_SHORT EXERCISE:_ Would you return all of this data exactly, leaving nothing out?

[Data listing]
● ● ● ●

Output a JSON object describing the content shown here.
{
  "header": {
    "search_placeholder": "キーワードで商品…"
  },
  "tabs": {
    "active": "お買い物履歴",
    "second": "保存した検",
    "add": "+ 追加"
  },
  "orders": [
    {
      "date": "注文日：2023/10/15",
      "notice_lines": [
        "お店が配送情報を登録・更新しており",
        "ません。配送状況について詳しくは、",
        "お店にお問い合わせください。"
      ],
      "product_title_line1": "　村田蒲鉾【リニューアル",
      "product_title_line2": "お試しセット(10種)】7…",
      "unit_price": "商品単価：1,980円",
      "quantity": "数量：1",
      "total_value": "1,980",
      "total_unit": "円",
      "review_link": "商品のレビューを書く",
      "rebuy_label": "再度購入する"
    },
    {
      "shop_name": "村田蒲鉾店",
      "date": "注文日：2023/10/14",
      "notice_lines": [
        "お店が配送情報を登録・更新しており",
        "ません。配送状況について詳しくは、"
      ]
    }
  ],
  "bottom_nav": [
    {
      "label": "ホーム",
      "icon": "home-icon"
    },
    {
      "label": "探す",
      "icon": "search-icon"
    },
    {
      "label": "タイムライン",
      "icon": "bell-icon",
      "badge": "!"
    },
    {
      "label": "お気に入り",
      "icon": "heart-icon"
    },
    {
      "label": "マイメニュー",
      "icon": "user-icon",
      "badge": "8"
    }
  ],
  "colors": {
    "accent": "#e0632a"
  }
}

● ● ● ●

_EXERCISE RESULT:_
Output a JSON object describing the content shown here.
{
  "header": {
    "search_placeholder": "キーワードで商品…"
  },
  "tabs": {
    "active": "お買い物履歴",
    "second": "保存した検",
    "add": "+ 追加"
  },
  "orders": [
    {
      "date": "注文日：2023/10/15",
      "notice_lines": [
        "お店が配送情報を登録・更新しており",
        "ません。配送状況について詳しくは、",
        "お店にお問い合わせください。"
      ],
      "product_title_line1": "　村田蒲鉾【リニューアル",
      "product_title_line2": "お試しセット(10種)】7…",
      "unit_price": "商品単価：1,980円",
      "quantity": "数量：1",
      "total_value": "1,980",
      "total_unit": "円",
      "review_link": "商品のレビューを書く",
      "rebuy_label": "再度購入する"
    },
    {
      "shop_name": "村田蒲鉾店",
      "date": "注文日：2023/10/14",
      "notice_lines": [
        "お店が配送情報を登録・更新しており",
        "ません。配送状況について詳しくは、"
      ]
    }
  ],
  "bottom_nav": [
    {
      "label": "ホーム",
      "icon": "home-icon"
    },
    {
      "label": "探す",
      "icon": "search-icon"
    },
    {
      "label": "タイムライン",
      "icon": "bell-icon",
      "badge": "!"
    },
    {
      "label": "お気に入り",
      "icon": "heart-icon"
    },
    {
      "label": "マイメニュー",
      "icon": "user-icon",
      "badge": "8"
    }
  ],
  "colors": {
    "accent": "#e0632a"
  }
}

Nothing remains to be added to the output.